■ REQUIRED WORK:
The records below must be duplicated exactly, character for character.

■ PROVIDED MATERIAL:
╭──

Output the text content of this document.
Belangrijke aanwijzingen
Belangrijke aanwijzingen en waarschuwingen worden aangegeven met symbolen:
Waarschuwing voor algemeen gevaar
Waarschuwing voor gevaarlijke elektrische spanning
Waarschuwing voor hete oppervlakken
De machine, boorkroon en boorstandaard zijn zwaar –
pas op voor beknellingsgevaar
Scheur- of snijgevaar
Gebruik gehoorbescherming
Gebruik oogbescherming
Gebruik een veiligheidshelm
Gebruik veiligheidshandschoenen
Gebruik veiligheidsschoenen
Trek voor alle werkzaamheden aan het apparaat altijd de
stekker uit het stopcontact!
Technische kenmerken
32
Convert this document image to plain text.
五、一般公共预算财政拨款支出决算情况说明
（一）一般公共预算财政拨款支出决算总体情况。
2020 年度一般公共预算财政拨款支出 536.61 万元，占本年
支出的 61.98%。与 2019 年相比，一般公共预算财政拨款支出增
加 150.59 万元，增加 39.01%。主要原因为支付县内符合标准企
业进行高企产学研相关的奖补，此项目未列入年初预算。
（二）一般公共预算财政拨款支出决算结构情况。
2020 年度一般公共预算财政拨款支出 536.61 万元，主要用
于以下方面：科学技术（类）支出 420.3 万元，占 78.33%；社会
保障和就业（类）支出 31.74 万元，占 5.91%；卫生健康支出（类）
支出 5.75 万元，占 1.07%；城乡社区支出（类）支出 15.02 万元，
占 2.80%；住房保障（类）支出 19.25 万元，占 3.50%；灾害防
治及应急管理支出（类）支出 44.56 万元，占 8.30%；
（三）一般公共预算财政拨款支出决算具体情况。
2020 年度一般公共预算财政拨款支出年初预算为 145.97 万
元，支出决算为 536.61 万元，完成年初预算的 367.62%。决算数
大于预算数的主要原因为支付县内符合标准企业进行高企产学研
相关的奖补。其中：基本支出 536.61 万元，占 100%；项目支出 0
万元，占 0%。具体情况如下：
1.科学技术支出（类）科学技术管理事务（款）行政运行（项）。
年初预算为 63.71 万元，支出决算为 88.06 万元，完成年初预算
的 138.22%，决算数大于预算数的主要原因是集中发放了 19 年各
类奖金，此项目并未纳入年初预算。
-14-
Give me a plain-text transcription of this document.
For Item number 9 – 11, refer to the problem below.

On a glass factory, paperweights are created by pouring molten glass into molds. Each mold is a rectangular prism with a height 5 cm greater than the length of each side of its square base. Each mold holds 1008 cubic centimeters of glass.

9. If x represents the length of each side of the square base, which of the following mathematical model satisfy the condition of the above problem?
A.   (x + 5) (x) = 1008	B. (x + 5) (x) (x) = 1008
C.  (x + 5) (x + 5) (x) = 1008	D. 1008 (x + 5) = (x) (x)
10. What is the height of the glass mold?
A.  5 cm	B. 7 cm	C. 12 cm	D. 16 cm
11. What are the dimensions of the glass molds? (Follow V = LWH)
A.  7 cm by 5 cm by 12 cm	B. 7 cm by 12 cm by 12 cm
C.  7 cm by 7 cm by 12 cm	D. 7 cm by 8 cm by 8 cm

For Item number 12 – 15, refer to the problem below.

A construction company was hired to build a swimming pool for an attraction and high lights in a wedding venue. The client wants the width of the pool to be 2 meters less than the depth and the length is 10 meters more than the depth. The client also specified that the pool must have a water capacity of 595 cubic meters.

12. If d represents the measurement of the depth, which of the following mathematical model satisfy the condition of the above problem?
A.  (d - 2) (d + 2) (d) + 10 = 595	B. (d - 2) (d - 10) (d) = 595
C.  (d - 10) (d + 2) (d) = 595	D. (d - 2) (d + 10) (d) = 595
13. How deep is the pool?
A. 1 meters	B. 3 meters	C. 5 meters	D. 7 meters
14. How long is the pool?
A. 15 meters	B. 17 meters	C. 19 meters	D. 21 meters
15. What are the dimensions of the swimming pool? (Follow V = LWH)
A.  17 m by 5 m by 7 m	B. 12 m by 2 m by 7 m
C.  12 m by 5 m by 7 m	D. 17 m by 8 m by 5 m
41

╰──

■ WORKED SOLUTION:
Output the text content of this document.
Belangrijke aanwijzingen
Belangrijke aanwijzingen en waarschuwingen worden aangegeven met symbolen:
Waarschuwing voor algemeen gevaar
Waarschuwing voor gevaarlijke elektrische spanning
Waarschuwing voor hete oppervlakken
De machine, boorkroon en boorstandaard zijn zwaar –
pas op voor beknellingsgevaar
Scheur- of snijgevaar
Gebruik gehoorbescherming
Gebruik oogbescherming
Gebruik een veiligheidshelm
Gebruik veiligheidshandschoenen
Gebruik veiligheidsschoenen
Trek voor alle werkzaamheden aan het apparaat altijd de
stekker uit het stopcontact!
Technische kenmerken
32
Convert this document image to plain text.
五、一般公共预算财政拨款支出决算情况说明
（一）一般公共预算财政拨款支出决算总体情况。
2020 年度一般公共预算财政拨款支出 536.61 万元，占本年
支出的 61.98%。与 2019 年相比，一般公共预算财政拨款支出增
加 150.59 万元，增加 39.01%。主要原因为支付县内符合标准企
业进行高企产学研相关的奖补，此项目未列入年初预算。
（二）一般公共预算财政拨款支出决算结构情况。
2020 年度一般公共预算财政拨款支出 536.61 万元，主要用
于以下方面：科学技术（类）支出 420.3 万元，占 78.33%；社会
保障和就业（类）支出 31.74 万元，占 5.91%；卫生健康支出（类）
支出 5.75 万元，占 1.07%；城乡社区支出（类）支出 15.02 万元，
占 2.80%；住房保障（类）支出 19.25 万元，占 3.50%；灾害防
治及应急管理支出（类）支出 44.56 万元，占 8.30%；
（三）一般公共预算财政拨款支出决算具体情况。
2020 年度一般公共预算财政拨款支出年初预算为 145.97 万
元，支出决算为 536.61 万元，完成年初预算的 367.62%。决算数
大于预算数的主要原因为支付县内符合标准企业进行高企产学研
相关的奖补。其中：基本支出 536.61 万元，占 100%；项目支出 0
万元，占 0%。具体情况如下：
1.科学技术支出（类）科学技术管理事务（款）行政运行（项）。
年初预算为 63.71 万元，支出决算为 88.06 万元，完成年初预算
的 138.22%，决算数大于预算数的主要原因是集中发放了 19 年各
类奖金，此项目并未纳入年初预算。
-14-
Give me a plain-text transcription of this document.
For Item number 9 – 11, refer to the problem below.

On a glass factory, paperweights are created by pouring molten glass into molds. Each mold is a rectangular prism with a height 5 cm greater than the length of each side of its square base. Each mold holds 1008 cubic centimeters of glass.

9. If x represents the length of each side of the square base, which of the following mathematical model satisfy the condition of the above problem?
A.   (x + 5) (x) = 1008	B. (x + 5) (x) (x) = 1008
C.  (x + 5) (x + 5) (x) = 1008	D. 1008 (x + 5) = (x) (x)
10. What is the height of the glass mold?
A.  5 cm	B. 7 cm	C. 12 cm	D. 16 cm
11. What are the dimensions of the glass molds? (Follow V = LWH)
A.  7 cm by 5 cm by 12 cm	B. 7 cm by 12 cm by 12 cm
C.  7 cm by 7 cm by 12 cm	D. 7 cm by 8 cm by 8 cm

For Item number 12 – 15, refer to the problem below.

A construction company was hired to build a swimming pool for an attraction and high lights in a wedding venue. The client wants the width of the pool to be 2 meters less than the depth and the length is 10 meters more than the depth. The client also specified that the pool must have a water capacity of 595 cubic meters.

12. If d represents the measurement of the depth, which of the following mathematical model satisfy the condition of the above problem?
A.  (d - 2) (d + 2) (d) + 10 = 595	B. (d - 2) (d - 10) (d) = 595
C.  (d - 10) (d + 2) (d) = 595	D. (d - 2) (d + 10) (d) = 595
13. How deep is the pool?
A. 1 meters	B. 3 meters	C. 5 meters	D. 7 meters
14. How long is the pool?
A. 15 meters	B. 17 meters	C. 19 meters	D. 21 meters
15. What are the dimensions of the swimming pool? (Follow V = LWH)
A.  17 m by 5 m by 7 m	B. 12 m by 2 m by 7 m
C.  12 m by 5 m by 7 m	D. 17 m by 8 m by 5 m
41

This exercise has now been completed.